## PROVIDED DATA

#####

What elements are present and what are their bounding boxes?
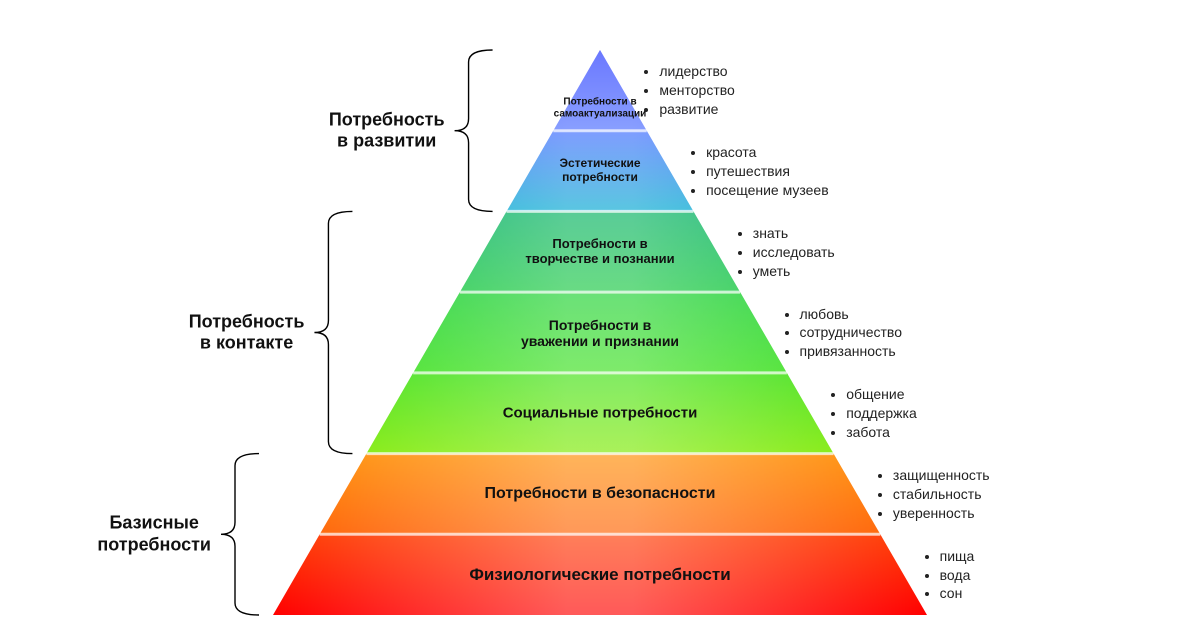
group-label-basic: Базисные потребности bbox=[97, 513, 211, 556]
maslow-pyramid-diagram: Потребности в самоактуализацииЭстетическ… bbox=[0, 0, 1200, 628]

#####

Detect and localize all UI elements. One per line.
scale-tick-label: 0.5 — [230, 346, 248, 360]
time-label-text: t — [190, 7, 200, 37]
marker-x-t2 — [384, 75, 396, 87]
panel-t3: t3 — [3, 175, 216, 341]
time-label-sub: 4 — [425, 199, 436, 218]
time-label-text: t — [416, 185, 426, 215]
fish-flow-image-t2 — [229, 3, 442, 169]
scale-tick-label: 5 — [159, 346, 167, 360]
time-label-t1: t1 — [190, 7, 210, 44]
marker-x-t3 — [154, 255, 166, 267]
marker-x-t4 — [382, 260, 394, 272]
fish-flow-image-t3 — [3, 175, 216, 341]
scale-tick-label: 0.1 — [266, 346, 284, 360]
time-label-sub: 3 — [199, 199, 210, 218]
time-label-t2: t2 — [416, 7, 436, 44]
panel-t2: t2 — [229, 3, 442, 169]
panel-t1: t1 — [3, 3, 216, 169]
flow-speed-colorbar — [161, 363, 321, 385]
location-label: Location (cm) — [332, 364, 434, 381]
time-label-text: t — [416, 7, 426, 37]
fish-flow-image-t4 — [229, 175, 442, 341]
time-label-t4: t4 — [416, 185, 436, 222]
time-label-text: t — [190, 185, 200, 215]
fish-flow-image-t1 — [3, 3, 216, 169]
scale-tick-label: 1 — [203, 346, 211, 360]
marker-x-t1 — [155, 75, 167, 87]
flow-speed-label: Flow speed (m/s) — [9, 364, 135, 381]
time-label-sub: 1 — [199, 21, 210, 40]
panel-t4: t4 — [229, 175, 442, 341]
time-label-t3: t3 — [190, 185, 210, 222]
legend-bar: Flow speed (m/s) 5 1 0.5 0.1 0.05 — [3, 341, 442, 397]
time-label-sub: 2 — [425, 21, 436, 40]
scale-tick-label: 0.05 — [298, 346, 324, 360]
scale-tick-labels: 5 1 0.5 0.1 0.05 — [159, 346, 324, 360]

#####

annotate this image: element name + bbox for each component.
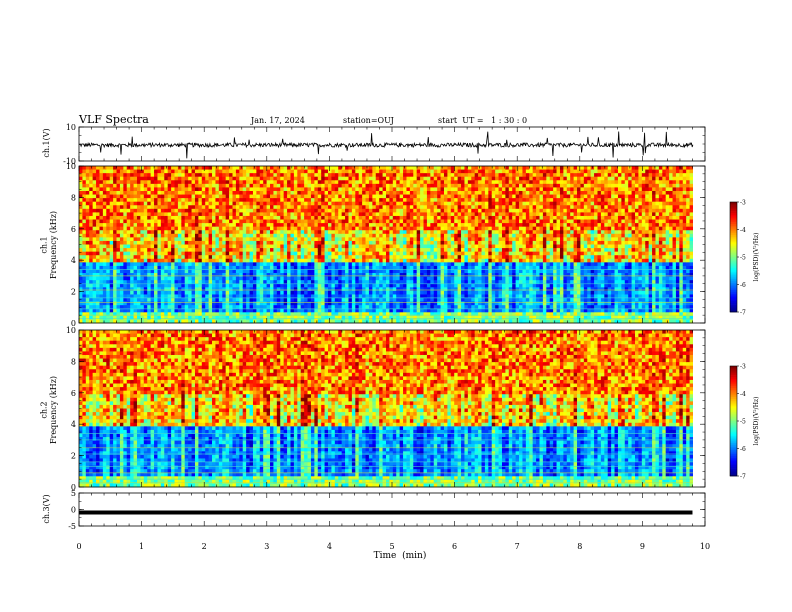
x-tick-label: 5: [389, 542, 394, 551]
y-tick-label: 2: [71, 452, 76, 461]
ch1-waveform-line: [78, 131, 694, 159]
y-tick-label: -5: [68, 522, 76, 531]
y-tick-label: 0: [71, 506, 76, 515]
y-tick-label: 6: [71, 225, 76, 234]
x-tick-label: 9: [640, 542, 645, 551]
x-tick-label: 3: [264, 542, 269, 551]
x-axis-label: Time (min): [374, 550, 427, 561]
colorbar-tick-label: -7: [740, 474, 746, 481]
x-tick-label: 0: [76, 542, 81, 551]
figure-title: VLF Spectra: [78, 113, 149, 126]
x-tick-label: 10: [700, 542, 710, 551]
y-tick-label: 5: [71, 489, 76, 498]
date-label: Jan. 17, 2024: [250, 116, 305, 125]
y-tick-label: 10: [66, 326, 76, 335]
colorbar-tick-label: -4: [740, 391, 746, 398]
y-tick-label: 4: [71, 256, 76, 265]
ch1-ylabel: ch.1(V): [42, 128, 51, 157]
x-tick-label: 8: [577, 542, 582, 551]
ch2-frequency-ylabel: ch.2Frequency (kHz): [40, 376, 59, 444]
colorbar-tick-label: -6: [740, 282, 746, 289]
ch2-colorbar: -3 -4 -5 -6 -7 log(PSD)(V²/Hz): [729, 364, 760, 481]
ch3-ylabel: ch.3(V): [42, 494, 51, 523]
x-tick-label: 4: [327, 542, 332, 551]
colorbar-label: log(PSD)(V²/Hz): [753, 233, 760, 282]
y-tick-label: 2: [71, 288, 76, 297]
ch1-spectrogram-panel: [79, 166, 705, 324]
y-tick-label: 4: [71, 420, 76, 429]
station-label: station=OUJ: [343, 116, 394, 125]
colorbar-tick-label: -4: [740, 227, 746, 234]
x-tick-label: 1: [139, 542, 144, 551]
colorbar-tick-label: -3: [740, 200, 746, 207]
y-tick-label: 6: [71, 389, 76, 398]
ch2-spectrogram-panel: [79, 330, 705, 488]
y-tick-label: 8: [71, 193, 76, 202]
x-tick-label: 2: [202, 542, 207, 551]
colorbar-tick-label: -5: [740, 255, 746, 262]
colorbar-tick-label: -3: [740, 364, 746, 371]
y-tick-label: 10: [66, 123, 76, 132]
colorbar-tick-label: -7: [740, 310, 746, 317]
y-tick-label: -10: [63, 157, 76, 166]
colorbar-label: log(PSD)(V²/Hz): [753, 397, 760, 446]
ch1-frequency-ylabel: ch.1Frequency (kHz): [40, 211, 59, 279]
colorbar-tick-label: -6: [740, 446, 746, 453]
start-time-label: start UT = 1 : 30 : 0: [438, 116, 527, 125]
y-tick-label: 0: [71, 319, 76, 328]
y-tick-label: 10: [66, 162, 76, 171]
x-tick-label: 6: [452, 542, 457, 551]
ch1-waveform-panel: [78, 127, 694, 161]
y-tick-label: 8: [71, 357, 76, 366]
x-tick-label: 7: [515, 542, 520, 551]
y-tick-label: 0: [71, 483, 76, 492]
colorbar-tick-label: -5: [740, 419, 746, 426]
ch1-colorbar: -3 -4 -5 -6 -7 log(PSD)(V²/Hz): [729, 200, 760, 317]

#####

## WORK INSTRUCTIONS
Give again the lines from the line with "What elements are" up to and including the line with "maslow-pyramid-diagram: Потребности в", leaving the pictures out of your answer.

## TASK RESPONSE
What elements are present and what are their bounding boxes?
group-label-basic: Базисные потребности bbox=[97, 513, 211, 556]
maslow-pyramid-diagram: Потребности в самоактуализацииЭстетическ… bbox=[0, 0, 1200, 628]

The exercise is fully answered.